Start DATA FOR THE TASK

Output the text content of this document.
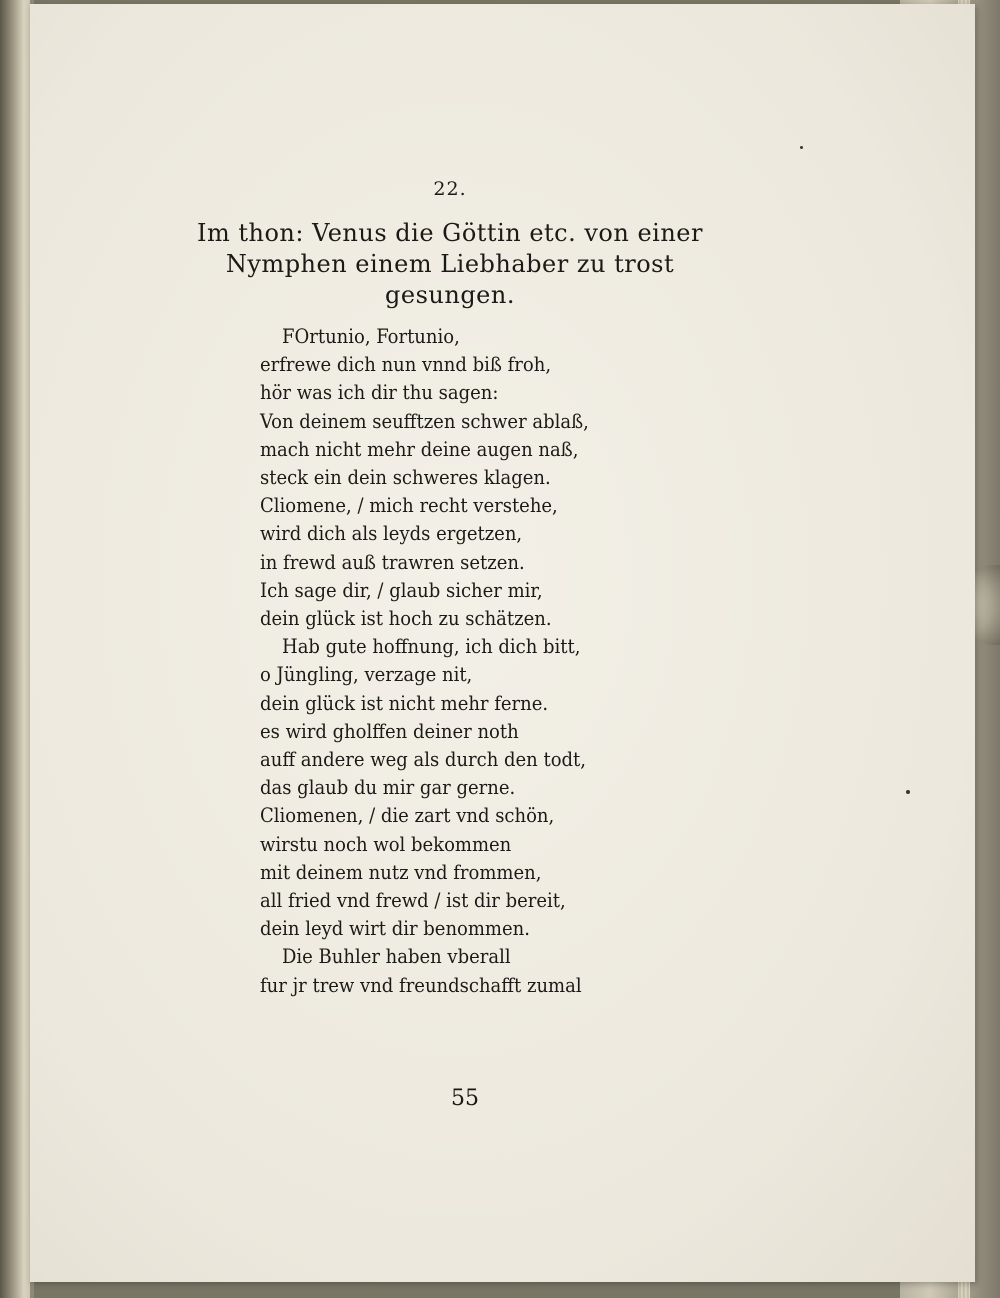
22.
Im thon: Venus die Göttin etc. von einer
Nymphen einem Liebhaber zu trost
gesungen.
FOrtunio, Fortunio,
erfrewe dich nun vnnd biß froh,
hör was ich dir thu sagen:
Von deinem seufftzen schwer ablaß,
mach nicht mehr deine augen naß,
steck ein dein schweres klagen.
Cliomene, / mich recht verstehe,
wird dich als leyds ergetzen,
in frewd auß trawren setzen.
Ich sage dir, / glaub sicher mir,
dein glück ist hoch zu schätzen.
Hab gute hoffnung, ich dich bitt,
o Jüngling, verzage nit,
dein glück ist nicht mehr ferne.
es wird gholffen deiner noth
auff andere weg als durch den todt,
das glaub du mir gar gerne.
Cliomenen, / die zart vnd schön,
wirstu noch wol bekommen
mit deinem nutz vnd frommen,
all fried vnd frewd / ist dir bereit,
dein leyd wirt dir benommen.
Die Buhler haben vberall
fur jr trew vnd freundschafft zumal
55
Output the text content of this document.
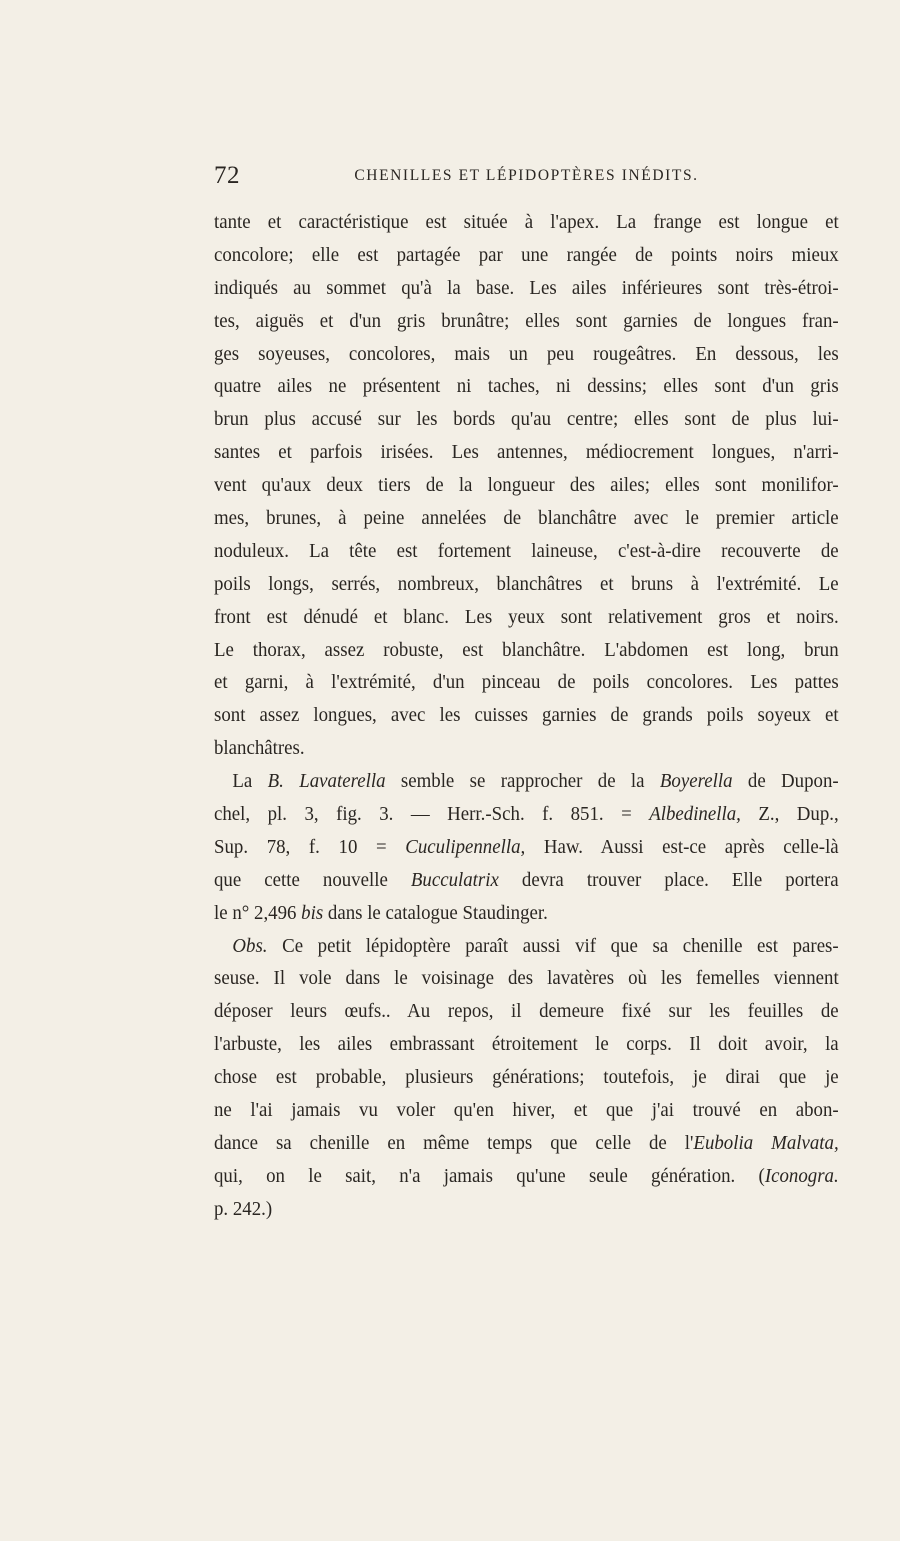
72	CHENILLES ET LÉPIDOPTÈRES INÉDITS.
tante et caractéristique est située à l'apex. La frange est longue et
concolore; elle est partagée par une rangée de points noirs mieux
indiqués au sommet qu'à la base. Les ailes inférieures sont très-étroi-
tes, aiguës et d'un gris brunâtre; elles sont garnies de longues fran-
ges soyeuses, concolores, mais un peu rougeâtres. En dessous, les
quatre ailes ne présentent ni taches, ni dessins; elles sont d'un gris
brun plus accusé sur les bords qu'au centre; elles sont de plus lui-
santes et parfois irisées. Les antennes, médiocrement longues, n'arri-
vent qu'aux deux tiers de la longueur des ailes; elles sont monilifor-
mes, brunes, à peine annelées de blanchâtre avec le premier article
noduleux. La tête est fortement laineuse, c'est-à-dire recouverte de
poils longs, serrés, nombreux, blanchâtres et bruns à l'extrémité. Le
front est dénudé et blanc. Les yeux sont relativement gros et noirs.
Le thorax, assez robuste, est blanchâtre. L'abdomen est long, brun
et garni, à l'extrémité, d'un pinceau de poils concolores. Les pattes
sont assez longues, avec les cuisses garnies de grands poils soyeux et
blanchâtres.
La B. Lavaterella semble se rapprocher de la Boyerella de Dupon-
chel, pl. 3, fig. 3. — Herr.-Sch. f. 851. = Albedinella, Z., Dup.,
Sup. 78, f. 10 = Cuculipennella, Haw. Aussi est-ce après celle-là
que cette nouvelle Bucculatrix devra trouver place. Elle portera
le n° 2,496 bis dans le catalogue Staudinger.
Obs. Ce petit lépidoptère paraît aussi vif que sa chenille est pares-
seuse. Il vole dans le voisinage des lavatères où les femelles viennent
déposer leurs œufs.. Au repos, il demeure fixé sur les feuilles de
l'arbuste, les ailes embrassant étroitement le corps. Il doit avoir, la
chose est probable, plusieurs générations; toutefois, je dirai que je
ne l'ai jamais vu voler qu'en hiver, et que j'ai trouvé en abon-
dance sa chenille en même temps que celle de l'Eubolia Malvata,
qui, on le sait, n'a jamais qu'une seule génération. (Iconogra.
p. 242.)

End DATA FOR THE TASK

# WHAT IS REQUIRED
Extract every line that has the string "frewd" in it.

# THE RESULT
in frewd auß trawren setzen.
all fried vnd frewd / ist dir bereit,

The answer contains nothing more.